__The exercise__
In the entries that follow, find the word "Code" and report each line it is on.
= = = = =
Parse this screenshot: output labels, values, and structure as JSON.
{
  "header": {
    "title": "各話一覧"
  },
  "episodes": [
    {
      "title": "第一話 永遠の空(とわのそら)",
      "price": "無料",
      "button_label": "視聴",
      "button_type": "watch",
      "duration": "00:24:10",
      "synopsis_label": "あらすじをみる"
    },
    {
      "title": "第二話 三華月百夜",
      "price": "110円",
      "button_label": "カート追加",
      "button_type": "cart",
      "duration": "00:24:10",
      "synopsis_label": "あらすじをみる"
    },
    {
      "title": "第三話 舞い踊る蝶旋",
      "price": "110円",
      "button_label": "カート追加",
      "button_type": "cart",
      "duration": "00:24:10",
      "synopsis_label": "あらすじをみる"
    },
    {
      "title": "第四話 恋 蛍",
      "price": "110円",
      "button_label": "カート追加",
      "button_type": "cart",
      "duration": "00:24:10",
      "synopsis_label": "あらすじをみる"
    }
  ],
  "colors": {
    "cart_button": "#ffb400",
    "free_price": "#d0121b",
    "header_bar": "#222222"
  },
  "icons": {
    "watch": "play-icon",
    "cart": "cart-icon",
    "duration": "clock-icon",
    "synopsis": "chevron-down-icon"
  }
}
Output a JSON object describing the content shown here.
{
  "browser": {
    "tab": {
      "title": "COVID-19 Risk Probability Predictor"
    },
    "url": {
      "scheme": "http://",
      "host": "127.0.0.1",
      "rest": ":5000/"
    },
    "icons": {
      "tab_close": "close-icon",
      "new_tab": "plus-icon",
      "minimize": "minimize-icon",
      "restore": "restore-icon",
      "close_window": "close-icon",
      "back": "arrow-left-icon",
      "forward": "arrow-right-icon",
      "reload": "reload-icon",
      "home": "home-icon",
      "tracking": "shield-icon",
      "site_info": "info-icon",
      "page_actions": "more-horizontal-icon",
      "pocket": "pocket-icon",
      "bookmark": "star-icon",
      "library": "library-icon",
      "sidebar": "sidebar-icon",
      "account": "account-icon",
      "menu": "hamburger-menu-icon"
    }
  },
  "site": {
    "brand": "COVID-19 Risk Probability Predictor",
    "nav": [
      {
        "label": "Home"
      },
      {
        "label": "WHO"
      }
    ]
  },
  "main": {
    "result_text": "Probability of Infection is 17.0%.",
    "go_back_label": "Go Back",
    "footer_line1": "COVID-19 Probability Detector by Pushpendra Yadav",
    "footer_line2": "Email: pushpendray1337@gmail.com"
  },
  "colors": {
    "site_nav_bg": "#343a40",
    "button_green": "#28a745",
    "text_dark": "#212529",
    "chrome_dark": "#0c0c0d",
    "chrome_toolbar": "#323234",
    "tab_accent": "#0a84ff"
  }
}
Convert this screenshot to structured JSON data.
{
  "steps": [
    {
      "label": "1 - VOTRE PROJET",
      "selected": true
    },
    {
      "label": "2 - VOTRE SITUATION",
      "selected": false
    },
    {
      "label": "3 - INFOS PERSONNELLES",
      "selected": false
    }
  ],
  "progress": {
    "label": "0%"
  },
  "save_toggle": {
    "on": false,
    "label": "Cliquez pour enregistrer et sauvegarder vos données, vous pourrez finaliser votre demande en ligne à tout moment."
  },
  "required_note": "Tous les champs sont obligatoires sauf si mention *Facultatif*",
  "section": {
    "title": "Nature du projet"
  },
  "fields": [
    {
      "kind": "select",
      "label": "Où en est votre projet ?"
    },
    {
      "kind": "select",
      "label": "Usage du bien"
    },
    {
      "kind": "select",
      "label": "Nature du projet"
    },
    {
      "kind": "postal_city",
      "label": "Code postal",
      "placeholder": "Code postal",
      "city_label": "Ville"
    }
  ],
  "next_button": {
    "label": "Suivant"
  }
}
= = = = =
__Result of this task__
      "label": "Code postal",
      "placeholder": "Code postal",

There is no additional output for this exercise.